Search the listing below for the word "vacances" and copy each line that holds it.
★ ★ ★ ★ ★
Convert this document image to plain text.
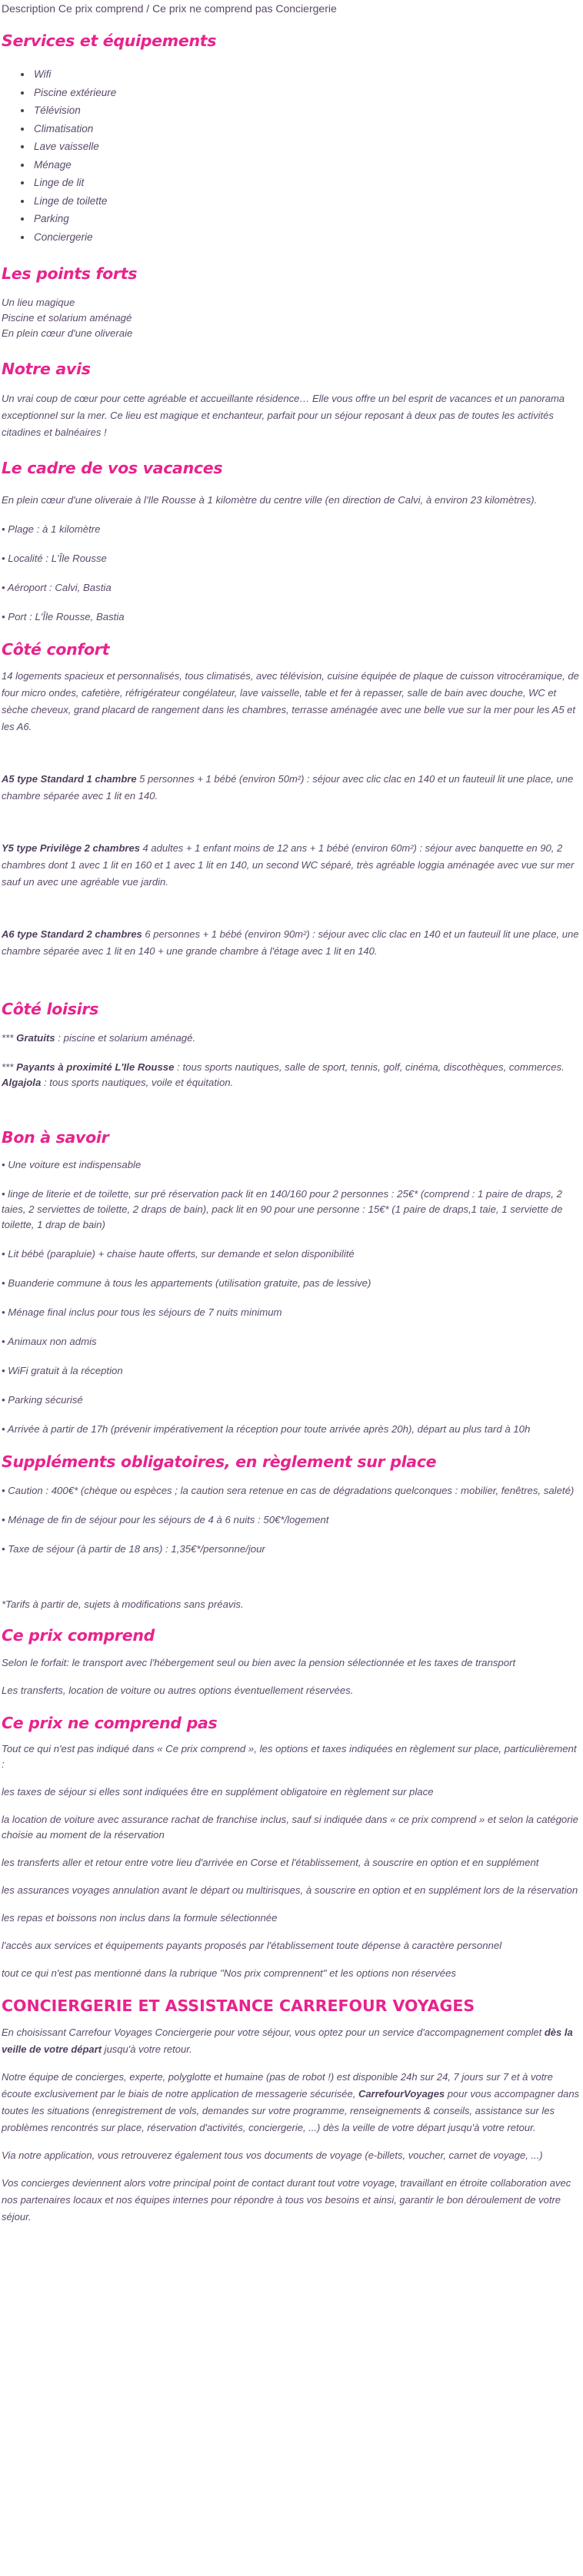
Description Ce prix comprend / Ce prix ne comprend pas Conciergerie

Services et équipements
• Wifi
• Piscine extérieure
• Télévision
• Climatisation
• Lave vaisselle
• Ménage
• Linge de lit
• Linge de toilette
• Parking
• Conciergerie
Les points forts

Un lieu magique

Piscine et solarium aménagé

En plein cœur d'une oliveraie

Notre avis

Un vrai coup de cœur pour cette agréable et accueillante résidence… Elle vous offre un bel esprit de vacances et un panorama exceptionnel sur la mer. Ce lieu est magique et enchanteur, parfait pour un séjour reposant à deux pas de toutes les activités citadines et balnéaires !

Le cadre de vos vacances

En plein cœur d'une oliveraie à l'Ile Rousse à 1 kilomètre du centre ville (en direction de Calvi, à environ 23 kilomètres).

• Plage : à 1 kilomètre

• Localité : L'Île Rousse

• Aéroport : Calvi, Bastia

• Port : L'Île Rousse, Bastia

Côté confort

14 logements spacieux et personnalisés, tous climatisés, avec télévision, cuisine équipée de plaque de cuisson vitrocéramique, de four micro ondes, cafetière, réfrigérateur congélateur, lave vaisselle, table et fer à repasser, salle de bain avec douche, WC et sèche cheveux, grand placard de rangement dans les chambres, terrasse aménagée avec une belle vue sur la mer pour les A5 et les A6.

A5 type Standard 1 chambre 5 personnes + 1 bébé (environ 50m²) : séjour avec clic clac en 140 et un fauteuil lit une place, une chambre séparée avec 1 lit en 140.

Y5 type Privilège 2 chambres 4 adultes + 1 enfant moins de 12 ans + 1 bébé (environ 60m²) : séjour avec banquette en 90, 2 chambres dont 1 avec 1 lit en 160 et 1 avec 1 lit en 140, un second WC séparé, très agréable loggia aménagée avec vue sur mer sauf un avec une agréable vue jardin.

A6 type Standard 2 chambres 6 personnes + 1 bébé (environ 90m²) : séjour avec clic clac en 140 et un fauteuil lit une place, une chambre séparée avec 1 lit en 140 + une grande chambre à l'étage avec 1 lit en 140.

Côté loisirs

*** Gratuits : piscine et solarium aménagé.

*** Payants à proximité L'Ile Rousse : tous sports nautiques, salle de sport, tennis, golf, cinéma, discothèques, commerces. Algajola : tous sports nautiques, voile et équitation.

Bon à savoir

• Une voiture est indispensable

• linge de literie et de toilette, sur pré réservation pack lit en 140/160 pour 2 personnes : 25€* (comprend : 1 paire de draps, 2 taies, 2 serviettes de toilette, 2 draps de bain), pack lit en 90 pour une personne : 15€* (1 paire de draps,1 taie, 1 serviette de toilette, 1 drap de bain)

• Lit bébé (parapluie) + chaise haute offerts, sur demande et selon disponibilité

• Buanderie commune à tous les appartements (utilisation gratuite, pas de lessive)

• Ménage final inclus pour tous les séjours de 7 nuits minimum

• Animaux non admis

• WiFi gratuit à la réception

• Parking sécurisé

• Arrivée à partir de 17h (prévenir impérativement la réception pour toute arrivée après 20h), départ au plus tard à 10h

Suppléments obligatoires, en règlement sur place

• Caution : 400€* (chèque ou espèces ; la caution sera retenue en cas de dégradations quelconques : mobilier, fenêtres, saleté)

• Ménage de fin de séjour pour les séjours de 4 à 6 nuits : 50€*/logement

• Taxe de séjour (à partir de 18 ans) : 1,35€*/personne/jour

*Tarifs à partir de, sujets à modifications sans préavis.

Ce prix comprend

Selon le forfait: le transport avec l'hébergement seul ou bien avec la pension sélectionnée et les taxes de transport

Les transferts, location de voiture ou autres options éventuellement réservées.

Ce prix ne comprend pas

Tout ce qui n'est pas indiqué dans « Ce prix comprend », les options et taxes indiquées en règlement sur place, particulièrement :

les taxes de séjour si elles sont indiquées être en supplément obligatoire en règlement sur place

la location de voiture avec assurance rachat de franchise inclus, sauf si indiquée dans « ce prix comprend » et selon la catégorie choisie au moment de la réservation

les transferts aller et retour entre votre lieu d'arrivée en Corse et l'établissement, à souscrire en option et en supplément

les assurances voyages annulation avant le départ ou multirisques, à souscrire en option et en supplément lors de la réservation

les repas et boissons non inclus dans la formule sélectionnée

l'accès aux services et équipements payants proposés par l'établissement toute dépense à caractère personnel

tout ce qui n'est pas mentionné dans la rubrique "Nos prix comprennent" et les options non réservées

CONCIERGERIE ET ASSISTANCE CARREFOUR VOYAGES

En choisissant Carrefour Voyages Conciergerie pour votre séjour, vous optez pour un service d'accompagnement complet dès la veille de votre départ jusqu'à votre retour.

Notre équipe de concierges, experte, polyglotte et humaine (pas de robot !) est disponible 24h sur 24, 7 jours sur 7 et à votre écoute exclusivement par le biais de notre application de messagerie sécurisée, CarrefourVoyages pour vous accompagner dans toutes les situations (enregistrement de vols, demandes sur votre programme, renseignements & conseils, assistance sur les problèmes rencontrés sur place, réservation d'activités, conciergerie, ...) dès la veille de votre départ jusqu'à votre retour.

Via notre application, vous retrouverez également tous vos documents de voyage (e-billets, voucher, carnet de voyage, ...)

Vos concierges deviennent alors votre principal point de contact durant tout votre voyage, travaillant en étroite collaboration avec nos partenaires locaux et nos équipes internes pour répondre à tous vos besoins et ainsi, garantir le bon déroulement de votre séjour.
★ ★ ★ ★ ★
◆ **ANSWER IN FULL**
Un vrai coup de cœur pour cette agréable et accueillante résidence… Elle vous offre un bel esprit de vacances et un panorama exceptionnel sur la mer. Ce lieu est magique et enchanteur, parfait pour un séjour reposant à deux pas de toutes les activités citadines et balnéaires !
Le cadre de vos vacances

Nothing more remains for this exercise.